* **Work to do**:
Every line holding the string "työolosuhteisiin" should be gathered.

* **Input rows**:
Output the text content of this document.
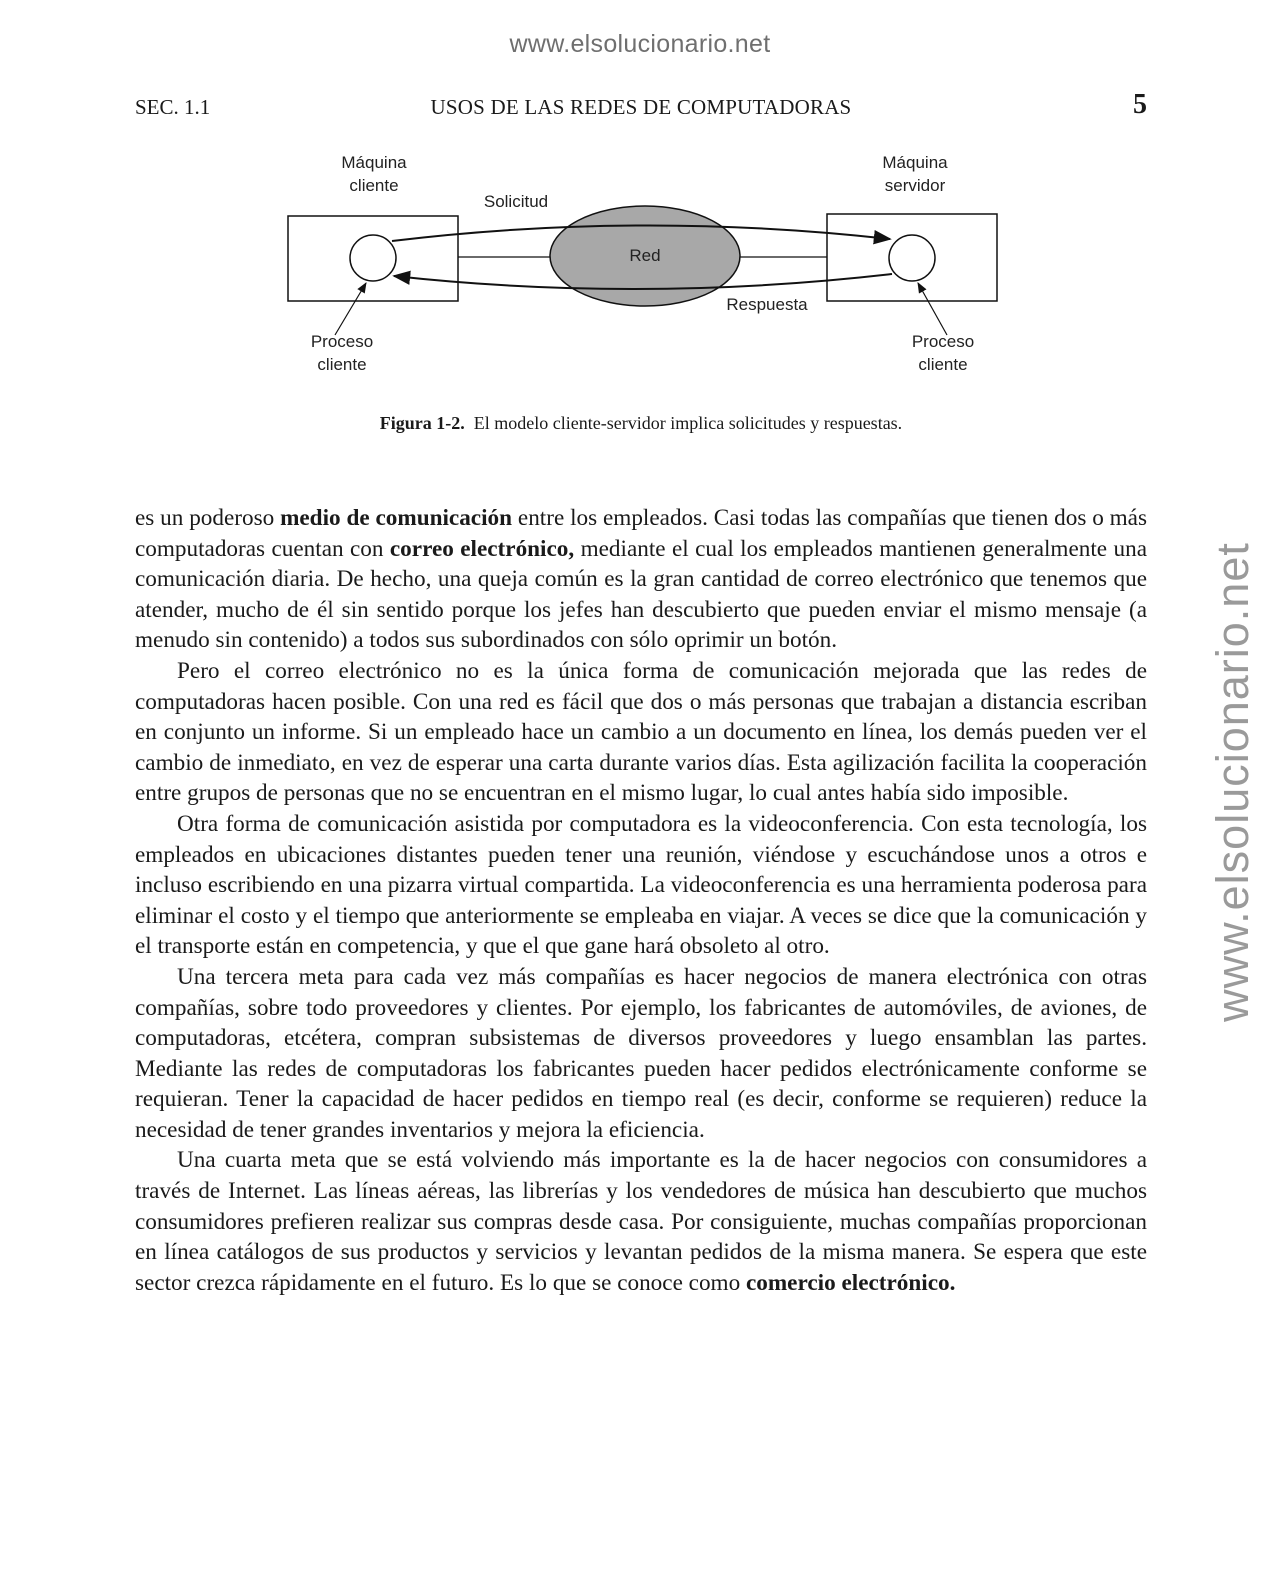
www.elsolucionario.net
www.elsolucionario.net
SEC. 1.1	USOS DE LAS REDES DE COMPUTADORAS	5
Máquina
cliente
Máquina
servidor
Solicitud
Red
Respuesta
Proceso
cliente
Proceso
cliente
Figura 1-2. El modelo cliente-servidor implica solicitudes y respuestas.

es un poderoso medio de comunicación entre los empleados. Casi todas las compañías que tienen dos o más computadoras cuentan con correo electrónico, mediante el cual los empleados mantienen generalmente una comunicación diaria. De hecho, una queja común es la gran cantidad de correo electrónico que tenemos que atender, mucho de él sin sentido porque los jefes han descubierto que pueden enviar el mismo mensaje (a menudo sin contenido) a todos sus subordinados con sólo oprimir un botón.

Pero el correo electrónico no es la única forma de comunicación mejorada que las redes de computadoras hacen posible. Con una red es fácil que dos o más personas que trabajan a distancia escriban en conjunto un informe. Si un empleado hace un cambio a un documento en línea, los demás pueden ver el cambio de inmediato, en vez de esperar una carta durante varios días. Esta agilización facilita la cooperación entre grupos de personas que no se encuentran en el mismo lugar, lo cual antes había sido imposible.

Otra forma de comunicación asistida por computadora es la videoconferencia. Con esta tecnología, los empleados en ubicaciones distantes pueden tener una reunión, viéndose y escuchándose unos a otros e incluso escribiendo en una pizarra virtual compartida. La videoconferencia es una herramienta poderosa para eliminar el costo y el tiempo que anteriormente se empleaba en viajar. A veces se dice que la comunicación y el transporte están en competencia, y que el que gane hará obsoleto al otro.

Una tercera meta para cada vez más compañías es hacer negocios de manera electrónica con otras compañías, sobre todo proveedores y clientes. Por ejemplo, los fabricantes de automóviles, de aviones, de computadoras, etcétera, compran subsistemas de diversos proveedores y luego ensamblan las partes. Mediante las redes de computadoras los fabricantes pueden hacer pedidos electrónicamente conforme se requieran. Tener la capacidad de hacer pedidos en tiempo real (es decir, conforme se requieren) reduce la necesidad de tener grandes inventarios y mejora la eficiencia.

Una cuarta meta que se está volviendo más importante es la de hacer negocios con consumidores a través de Internet. Las líneas aéreas, las librerías y los vendedores de música han descubierto que muchos consumidores prefieren realizar sus compras desde casa. Por consiguiente, muchas compañías proporcionan en línea catálogos de sus productos y servicios y levantan pedidos de la misma manera. Se espera que este sector crezca rápidamente en el futuro. Es lo que se conoce como comercio electrónico.
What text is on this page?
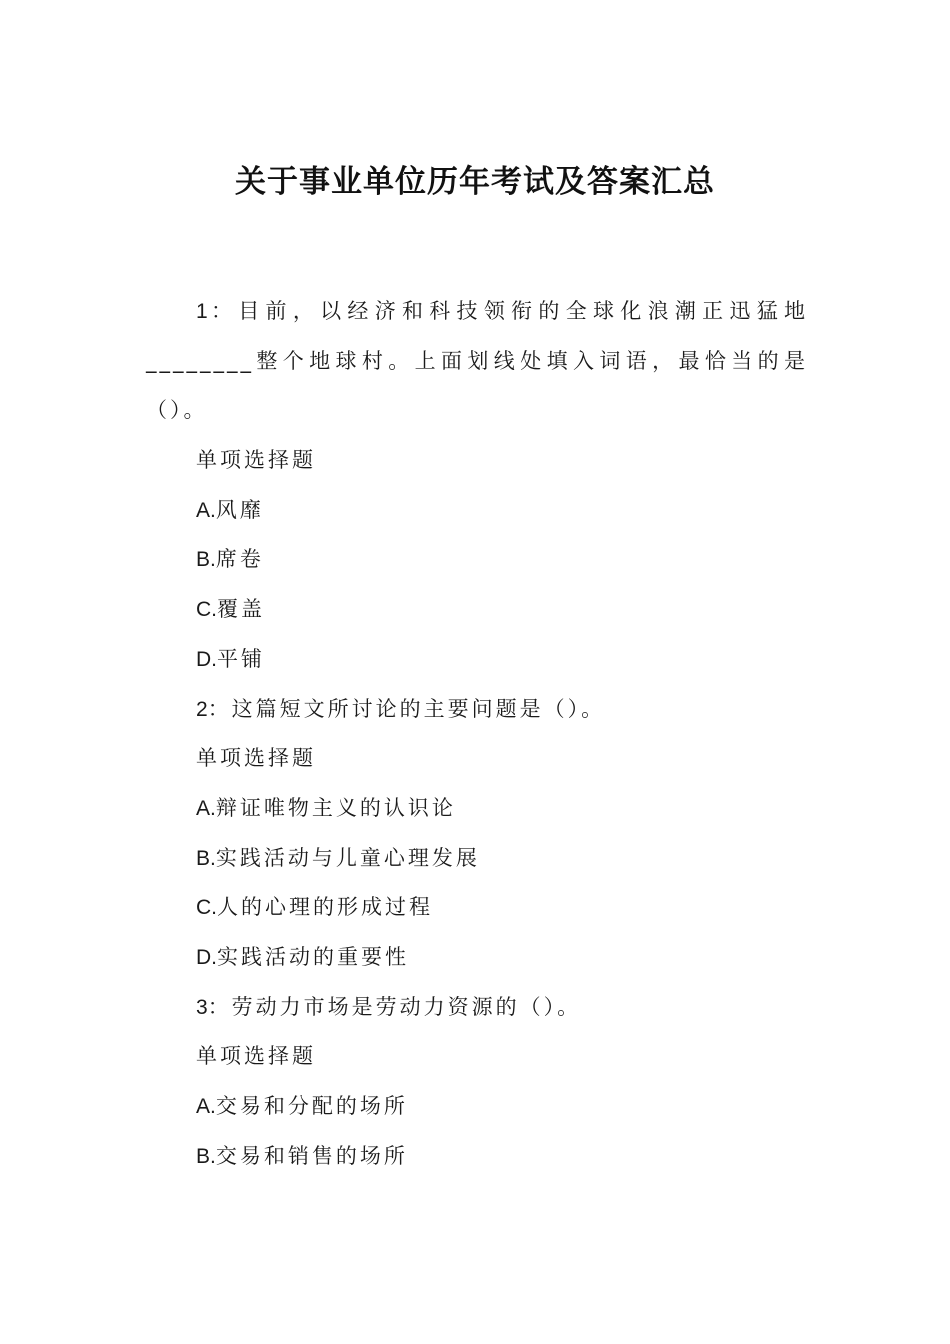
关于事业单位历年考试及答案汇总

1：目前，以经济和科技领衔的全球化浪潮正迅猛地________整个地球村。上面划线处填入词语，最恰当的是（）。

单项选择题
A.风靡
B.席卷
C.覆盖
D.平铺
2：这篇短文所讨论的主要问题是（）。
单项选择题
A.辩证唯物主义的认识论
B.实践活动与儿童心理发展
C.人的心理的形成过程
D.实践活动的重要性
3：劳动力市场是劳动力资源的（）。
单项选择题
A.交易和分配的场所
B.交易和销售的场所
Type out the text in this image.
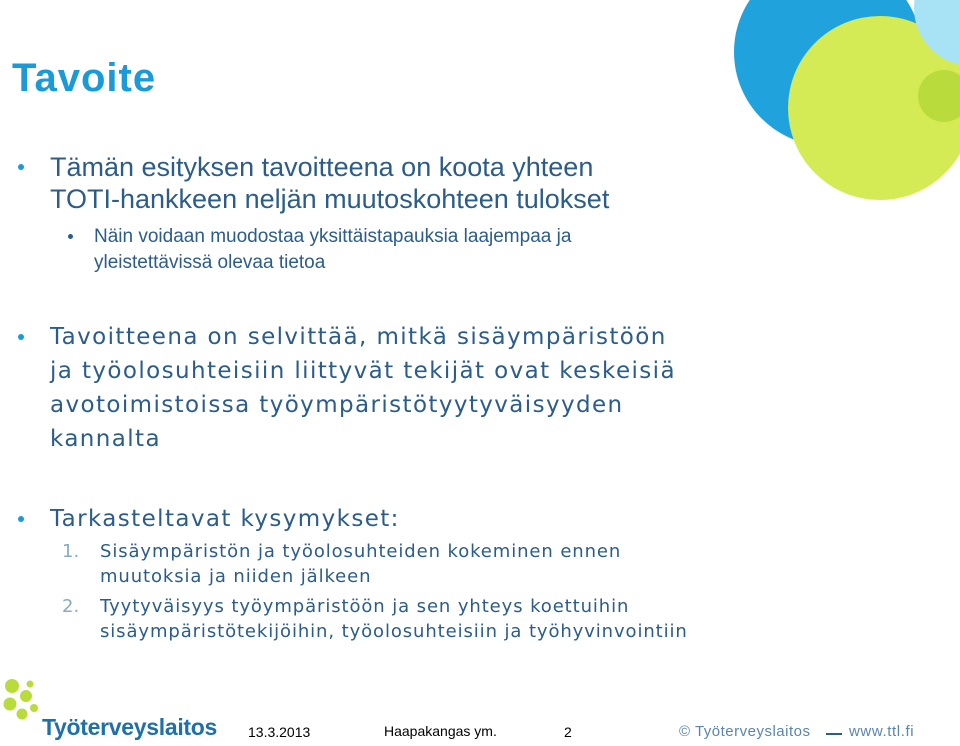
Tavoite
Tämän esityksen tavoitteena on koota yhteen
TOTI-hankkeen neljän muutoskohteen tulokset
Näin voidaan muodostaa yksittäistapauksia laajempaa ja
yleistettävissä olevaa tietoa
Tavoitteena on selvittää, mitkä sisäympäristöön
ja työolosuhteisiin liittyvät tekijät ovat keskeisiä
avotoimistoissa työympäristötyytyväisyyden
kannalta
Tarkasteltavat kysymykset:
1. Sisäympäristön ja työolosuhteiden kokeminen ennen
muutoksia ja niiden jälkeen
2. Tyytyväisyys työympäristöön ja sen yhteys koettuihin
sisäympäristötekijöihin, työolosuhteisiin ja työhyvinvointiin
Työterveyslaitos 13.3.2013	Haapakangas ym.	2	© Työterveyslaitos	www.ttl.fi
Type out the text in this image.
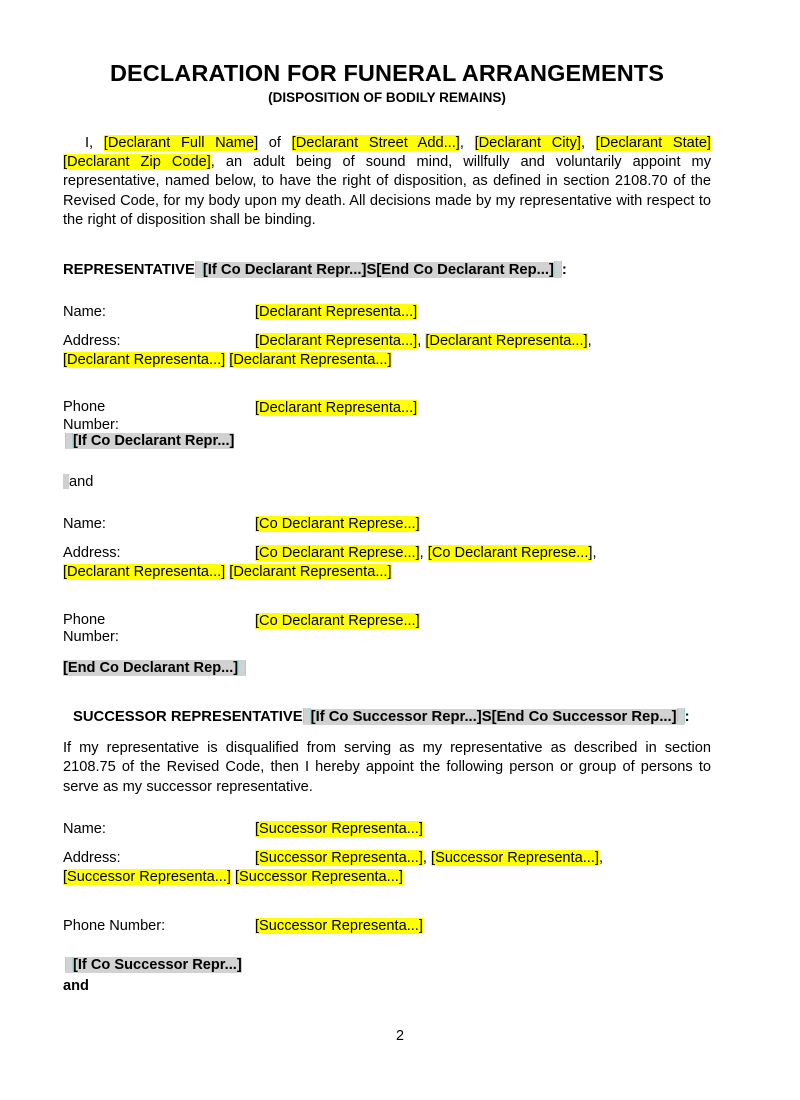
DECLARATION FOR FUNERAL ARRANGEMENTS
(DISPOSITION OF BODILY REMAINS)

I, [Declarant Full Name] of [Declarant Street Add...], [Declarant City], [Declarant State] [Declarant Zip Code], an adult being of sound mind, willfully and voluntarily appoint my representative, named below, to have the right of disposition, as defined in section 2108.70 of the Revised Code, for my body upon my death. All decisions made by my representative with respect to the right of disposition shall be binding.

REPRESENTATIVE [If Co Declarant Repr...]S[End Co Declarant Rep...] :

Name:	[Declarant Representa...]
Address:	[Declarant Representa...], [Declarant Representa...],
[Declarant Representa...] [Declarant Representa...]
Phone
Number:
[Declarant Representa...]

[If Co Declarant Repr...]

and

Name:	[Co Declarant Represe...]
Address:	[Co Declarant Represe...], [Co Declarant Represe...],
[Declarant Representa...] [Declarant Representa...]
Phone
Number:
[Co Declarant Represe...]

[End Co Declarant Rep...]

SUCCESSOR REPRESENTATIVE [If Co Successor Repr...]S[End Co Successor Rep...] :

If my representative is disqualified from serving as my representative as described in section 2108.75 of the Revised Code, then I hereby appoint the following person or group of persons to serve as my successor representative.

Name:	[Successor Representa...]
Address:	[Successor Representa...], [Successor Representa...],
[Successor Representa...] [Successor Representa...]
Phone Number:	[Successor Representa...]

[If Co Successor Repr...]

and

2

* **The answer**:
ja työolosuhteisiin liittyvät tekijät ovat keskeisiä
sisäympäristötekijöihin, työolosuhteisiin ja työhyvinvointiin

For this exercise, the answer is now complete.